- [Written task] Go through the data below. List every line that holds the word "一带一路".

[Data records]
start

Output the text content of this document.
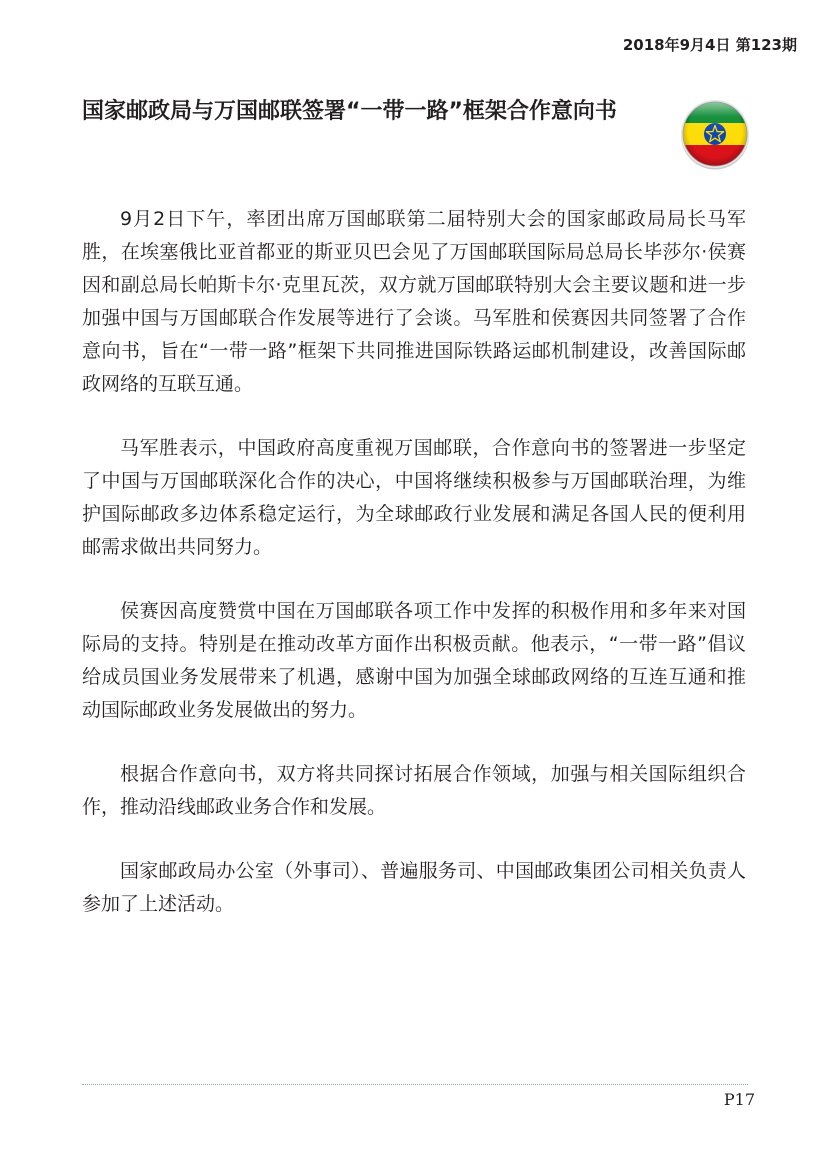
2018年9月4日 第123期
国家邮政局与万国邮联签署“一带一路”框架合作意向书

9月2日下午，率团出席万国邮联第二届特别大会的国家邮政局局长马军胜，在埃塞俄比亚首都亚的斯亚贝巴会见了万国邮联国际局总局长毕莎尔·侯赛因和副总局长帕斯卡尔·克里瓦茨，双方就万国邮联特别大会主要议题和进一步加强中国与万国邮联合作发展等进行了会谈。马军胜和侯赛因共同签署了合作意向书，旨在“一带一路”框架下共同推进国际铁路运邮机制建设，改善国际邮政网络的互联互通。

马军胜表示，中国政府高度重视万国邮联，合作意向书的签署进一步坚定了中国与万国邮联深化合作的决心，中国将继续积极参与万国邮联治理，为维护国际邮政多边体系稳定运行，为全球邮政行业发展和满足各国人民的便利用邮需求做出共同努力。

侯赛因高度赞赏中国在万国邮联各项工作中发挥的积极作用和多年来对国际局的支持。特别是在推动改革方面作出积极贡献。他表示，“一带一路”倡议给成员国业务发展带来了机遇，感谢中国为加强全球邮政网络的互连互通和推动国际邮政业务发展做出的努力。

根据合作意向书，双方将共同探讨拓展合作领域，加强与相关国际组织合作，推动沿线邮政业务合作和发展。

国家邮政局办公室（外事司）、普遍服务司、中国邮政集团公司相关负责人参加了上述活动。

P17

end

- [Solution]
国家邮政局与万国邮联签署“一带一路”框架合作意向书
9月2日下午，率团出席万国邮联第二届特别大会的国家邮政局局长马军胜，在埃塞俄比亚首都亚的斯亚贝巴会见了万国邮联国际局总局长毕莎尔·侯赛因和副总局长帕斯卡尔·克里瓦茨，双方就万国邮联特别大会主要议题和进一步加强中国与万国邮联合作发展等进行了会谈。马军胜和侯赛因共同签署了合作意向书，旨在“一带一路”框架下共同推进国际铁路运邮机制建设，改善国际邮政网络的互联互通。
侯赛因高度赞赏中国在万国邮联各项工作中发挥的积极作用和多年来对国际局的支持。特别是在推动改革方面作出积极贡献。他表示，“一带一路”倡议给成员国业务发展带来了机遇，感谢中国为加强全球邮政网络的互连互通和推动国际邮政业务发展做出的努力。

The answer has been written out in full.